— begin INFORMATION SHOWN —
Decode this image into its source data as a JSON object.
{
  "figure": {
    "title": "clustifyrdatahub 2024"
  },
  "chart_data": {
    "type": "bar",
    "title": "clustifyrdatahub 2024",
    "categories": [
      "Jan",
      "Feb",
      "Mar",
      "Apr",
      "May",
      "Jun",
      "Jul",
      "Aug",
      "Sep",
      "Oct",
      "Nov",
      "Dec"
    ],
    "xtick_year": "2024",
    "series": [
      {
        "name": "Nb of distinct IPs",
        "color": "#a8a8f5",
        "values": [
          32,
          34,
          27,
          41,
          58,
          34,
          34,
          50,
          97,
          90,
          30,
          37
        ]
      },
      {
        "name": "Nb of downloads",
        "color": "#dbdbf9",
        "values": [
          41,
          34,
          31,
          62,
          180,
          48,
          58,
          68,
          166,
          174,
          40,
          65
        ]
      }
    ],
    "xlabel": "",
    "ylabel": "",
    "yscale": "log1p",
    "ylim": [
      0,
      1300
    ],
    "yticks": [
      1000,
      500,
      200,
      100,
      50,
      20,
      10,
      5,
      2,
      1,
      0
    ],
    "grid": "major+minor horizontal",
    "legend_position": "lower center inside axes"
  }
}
— end INFORMATION SHOWN —
Reproduce each line of the entries in which the word "clustifyrdatahub" is found.

    "title": "clustifyrdatahub 2024"
    "title": "clustifyrdatahub 2024",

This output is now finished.